◆ Task requirements:
Show every line in the entries below where the word "potatoes" appears.

Dataset excerpts
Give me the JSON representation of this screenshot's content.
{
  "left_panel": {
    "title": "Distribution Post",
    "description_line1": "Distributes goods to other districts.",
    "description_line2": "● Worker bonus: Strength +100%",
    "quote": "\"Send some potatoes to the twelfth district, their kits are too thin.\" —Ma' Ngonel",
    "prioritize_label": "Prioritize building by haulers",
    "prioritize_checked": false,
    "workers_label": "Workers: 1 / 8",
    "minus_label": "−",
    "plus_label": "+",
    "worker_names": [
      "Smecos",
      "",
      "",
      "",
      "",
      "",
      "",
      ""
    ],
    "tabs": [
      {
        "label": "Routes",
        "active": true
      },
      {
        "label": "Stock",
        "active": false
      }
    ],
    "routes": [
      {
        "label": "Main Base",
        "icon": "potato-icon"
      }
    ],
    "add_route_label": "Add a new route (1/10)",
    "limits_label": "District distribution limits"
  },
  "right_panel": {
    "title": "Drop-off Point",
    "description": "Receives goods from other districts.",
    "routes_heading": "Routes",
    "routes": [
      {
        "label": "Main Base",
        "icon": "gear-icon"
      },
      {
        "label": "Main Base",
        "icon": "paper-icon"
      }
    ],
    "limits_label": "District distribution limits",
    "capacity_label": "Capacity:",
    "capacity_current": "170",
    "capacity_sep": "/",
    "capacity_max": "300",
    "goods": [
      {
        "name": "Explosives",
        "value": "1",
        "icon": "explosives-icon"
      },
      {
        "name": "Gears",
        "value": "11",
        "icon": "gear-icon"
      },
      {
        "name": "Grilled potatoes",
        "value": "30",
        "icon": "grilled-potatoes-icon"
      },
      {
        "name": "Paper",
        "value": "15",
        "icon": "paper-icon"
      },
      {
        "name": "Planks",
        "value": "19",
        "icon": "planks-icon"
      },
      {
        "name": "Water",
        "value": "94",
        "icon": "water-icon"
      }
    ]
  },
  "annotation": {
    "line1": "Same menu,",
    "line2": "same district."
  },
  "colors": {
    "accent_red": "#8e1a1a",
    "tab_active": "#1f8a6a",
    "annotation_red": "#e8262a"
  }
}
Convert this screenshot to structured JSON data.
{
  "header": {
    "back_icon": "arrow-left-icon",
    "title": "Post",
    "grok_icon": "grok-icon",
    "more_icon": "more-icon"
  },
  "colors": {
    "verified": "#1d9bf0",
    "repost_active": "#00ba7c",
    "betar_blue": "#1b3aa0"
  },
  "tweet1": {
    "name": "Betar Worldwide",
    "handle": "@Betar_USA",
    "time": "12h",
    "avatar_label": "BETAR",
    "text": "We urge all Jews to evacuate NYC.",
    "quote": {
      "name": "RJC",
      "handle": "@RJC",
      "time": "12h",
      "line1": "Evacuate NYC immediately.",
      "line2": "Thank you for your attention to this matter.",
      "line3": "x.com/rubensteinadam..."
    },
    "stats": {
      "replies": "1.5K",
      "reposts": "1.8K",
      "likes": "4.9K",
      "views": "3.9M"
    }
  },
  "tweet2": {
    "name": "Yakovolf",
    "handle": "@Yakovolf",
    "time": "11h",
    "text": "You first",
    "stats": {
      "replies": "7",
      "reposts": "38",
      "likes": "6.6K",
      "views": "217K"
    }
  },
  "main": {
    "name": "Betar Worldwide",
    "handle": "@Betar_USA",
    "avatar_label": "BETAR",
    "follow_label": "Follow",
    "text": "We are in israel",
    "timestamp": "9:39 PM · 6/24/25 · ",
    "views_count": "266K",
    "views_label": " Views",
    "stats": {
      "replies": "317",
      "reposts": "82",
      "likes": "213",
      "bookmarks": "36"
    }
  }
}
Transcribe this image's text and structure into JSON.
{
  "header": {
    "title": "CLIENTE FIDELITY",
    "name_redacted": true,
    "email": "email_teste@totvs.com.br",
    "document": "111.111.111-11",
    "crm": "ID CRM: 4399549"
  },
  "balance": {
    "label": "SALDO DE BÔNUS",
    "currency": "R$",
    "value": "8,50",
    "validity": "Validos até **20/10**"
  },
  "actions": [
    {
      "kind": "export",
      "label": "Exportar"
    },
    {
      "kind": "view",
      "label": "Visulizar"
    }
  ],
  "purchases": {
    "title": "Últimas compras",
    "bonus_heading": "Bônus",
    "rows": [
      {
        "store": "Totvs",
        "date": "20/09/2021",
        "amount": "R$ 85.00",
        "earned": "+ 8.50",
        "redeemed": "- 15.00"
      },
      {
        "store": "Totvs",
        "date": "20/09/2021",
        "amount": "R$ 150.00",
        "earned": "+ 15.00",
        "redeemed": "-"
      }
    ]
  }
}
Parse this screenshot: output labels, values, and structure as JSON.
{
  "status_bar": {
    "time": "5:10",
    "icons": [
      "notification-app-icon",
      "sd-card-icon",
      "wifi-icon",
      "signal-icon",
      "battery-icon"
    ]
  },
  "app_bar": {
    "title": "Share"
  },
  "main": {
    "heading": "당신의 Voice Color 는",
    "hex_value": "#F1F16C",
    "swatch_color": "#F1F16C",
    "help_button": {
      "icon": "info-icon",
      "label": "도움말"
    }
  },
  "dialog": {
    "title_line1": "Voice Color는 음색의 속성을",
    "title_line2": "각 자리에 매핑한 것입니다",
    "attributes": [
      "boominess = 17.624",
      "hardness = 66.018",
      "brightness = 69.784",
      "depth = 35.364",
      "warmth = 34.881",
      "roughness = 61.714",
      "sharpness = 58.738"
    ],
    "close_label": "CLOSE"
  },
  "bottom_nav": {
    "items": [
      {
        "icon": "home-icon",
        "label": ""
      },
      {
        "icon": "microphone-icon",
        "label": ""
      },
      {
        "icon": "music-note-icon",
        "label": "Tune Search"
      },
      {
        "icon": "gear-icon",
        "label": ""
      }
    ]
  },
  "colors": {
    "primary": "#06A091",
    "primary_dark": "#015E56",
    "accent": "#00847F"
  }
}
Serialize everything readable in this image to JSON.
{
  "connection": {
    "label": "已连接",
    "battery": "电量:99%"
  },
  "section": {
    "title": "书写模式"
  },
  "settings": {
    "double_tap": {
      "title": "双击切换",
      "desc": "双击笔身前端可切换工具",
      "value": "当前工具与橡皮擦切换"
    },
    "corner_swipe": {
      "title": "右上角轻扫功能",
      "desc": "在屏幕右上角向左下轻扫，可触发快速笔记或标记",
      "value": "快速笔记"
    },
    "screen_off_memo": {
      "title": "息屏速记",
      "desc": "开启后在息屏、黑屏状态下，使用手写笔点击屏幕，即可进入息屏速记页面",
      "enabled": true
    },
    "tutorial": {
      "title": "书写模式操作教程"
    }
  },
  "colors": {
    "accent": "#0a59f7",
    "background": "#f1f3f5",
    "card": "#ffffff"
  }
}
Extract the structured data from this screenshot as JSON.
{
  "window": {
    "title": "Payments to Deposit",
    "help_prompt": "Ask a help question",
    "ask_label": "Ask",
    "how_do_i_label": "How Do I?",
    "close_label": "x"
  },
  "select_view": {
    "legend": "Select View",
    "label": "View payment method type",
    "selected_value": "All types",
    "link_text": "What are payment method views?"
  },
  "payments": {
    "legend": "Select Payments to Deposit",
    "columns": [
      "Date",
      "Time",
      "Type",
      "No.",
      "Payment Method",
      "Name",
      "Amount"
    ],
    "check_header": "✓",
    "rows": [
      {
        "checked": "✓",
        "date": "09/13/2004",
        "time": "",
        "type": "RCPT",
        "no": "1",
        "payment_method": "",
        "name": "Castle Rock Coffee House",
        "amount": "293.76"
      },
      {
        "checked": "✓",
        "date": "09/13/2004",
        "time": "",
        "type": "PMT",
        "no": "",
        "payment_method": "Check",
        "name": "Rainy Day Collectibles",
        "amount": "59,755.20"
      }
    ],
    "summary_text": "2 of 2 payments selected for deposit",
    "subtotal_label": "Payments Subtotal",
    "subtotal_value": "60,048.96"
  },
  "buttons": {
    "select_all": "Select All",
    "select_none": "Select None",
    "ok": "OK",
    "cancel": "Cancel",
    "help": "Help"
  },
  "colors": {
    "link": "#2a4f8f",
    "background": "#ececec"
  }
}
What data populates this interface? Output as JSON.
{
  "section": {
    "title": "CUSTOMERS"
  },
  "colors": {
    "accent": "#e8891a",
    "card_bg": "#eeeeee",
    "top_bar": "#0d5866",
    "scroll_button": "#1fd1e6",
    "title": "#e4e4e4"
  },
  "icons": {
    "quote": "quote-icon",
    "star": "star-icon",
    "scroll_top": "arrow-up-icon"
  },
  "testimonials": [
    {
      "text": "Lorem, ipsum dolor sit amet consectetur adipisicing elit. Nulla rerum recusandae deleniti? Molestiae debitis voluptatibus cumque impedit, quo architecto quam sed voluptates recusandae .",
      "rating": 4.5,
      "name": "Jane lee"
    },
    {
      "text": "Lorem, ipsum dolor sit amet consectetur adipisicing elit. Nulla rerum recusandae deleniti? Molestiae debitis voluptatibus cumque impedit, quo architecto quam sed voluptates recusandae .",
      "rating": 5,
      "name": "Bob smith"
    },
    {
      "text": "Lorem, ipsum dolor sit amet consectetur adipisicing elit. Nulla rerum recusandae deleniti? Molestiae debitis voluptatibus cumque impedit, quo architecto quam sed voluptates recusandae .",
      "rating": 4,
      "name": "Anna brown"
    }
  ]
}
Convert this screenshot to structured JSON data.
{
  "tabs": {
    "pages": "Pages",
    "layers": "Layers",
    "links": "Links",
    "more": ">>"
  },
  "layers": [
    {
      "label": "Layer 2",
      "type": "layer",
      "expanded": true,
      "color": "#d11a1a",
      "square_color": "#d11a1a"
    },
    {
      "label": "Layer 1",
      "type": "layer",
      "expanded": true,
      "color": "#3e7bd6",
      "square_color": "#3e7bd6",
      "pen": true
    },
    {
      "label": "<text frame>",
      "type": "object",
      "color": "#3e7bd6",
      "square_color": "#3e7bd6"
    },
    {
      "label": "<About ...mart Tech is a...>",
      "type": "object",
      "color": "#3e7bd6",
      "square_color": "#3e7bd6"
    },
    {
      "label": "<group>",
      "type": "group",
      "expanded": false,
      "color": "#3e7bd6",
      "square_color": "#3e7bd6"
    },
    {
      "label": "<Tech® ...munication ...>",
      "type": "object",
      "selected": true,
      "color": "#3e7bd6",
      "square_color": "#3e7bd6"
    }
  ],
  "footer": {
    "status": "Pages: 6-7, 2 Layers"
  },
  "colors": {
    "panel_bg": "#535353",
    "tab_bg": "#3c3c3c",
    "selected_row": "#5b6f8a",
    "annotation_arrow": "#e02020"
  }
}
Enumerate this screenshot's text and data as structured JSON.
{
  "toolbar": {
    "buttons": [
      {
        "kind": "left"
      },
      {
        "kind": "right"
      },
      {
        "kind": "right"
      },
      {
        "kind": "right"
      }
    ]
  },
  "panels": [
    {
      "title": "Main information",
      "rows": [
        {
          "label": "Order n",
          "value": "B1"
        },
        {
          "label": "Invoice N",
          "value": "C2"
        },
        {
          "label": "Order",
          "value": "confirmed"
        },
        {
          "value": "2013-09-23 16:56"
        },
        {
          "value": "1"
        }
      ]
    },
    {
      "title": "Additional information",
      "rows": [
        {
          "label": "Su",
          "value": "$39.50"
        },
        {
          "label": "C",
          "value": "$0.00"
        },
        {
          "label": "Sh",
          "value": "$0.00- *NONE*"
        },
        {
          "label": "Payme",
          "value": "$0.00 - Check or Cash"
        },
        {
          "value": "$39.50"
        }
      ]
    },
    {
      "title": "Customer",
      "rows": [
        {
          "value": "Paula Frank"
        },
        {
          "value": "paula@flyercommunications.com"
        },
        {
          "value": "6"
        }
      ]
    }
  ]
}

◆ Answer below:
    "quote": "\"Send some potatoes to the twelfth district, their kits are too thin.\" —Ma' Ngonel",
        "name": "Grilled potatoes",
        "icon": "grilled-potatoes-icon"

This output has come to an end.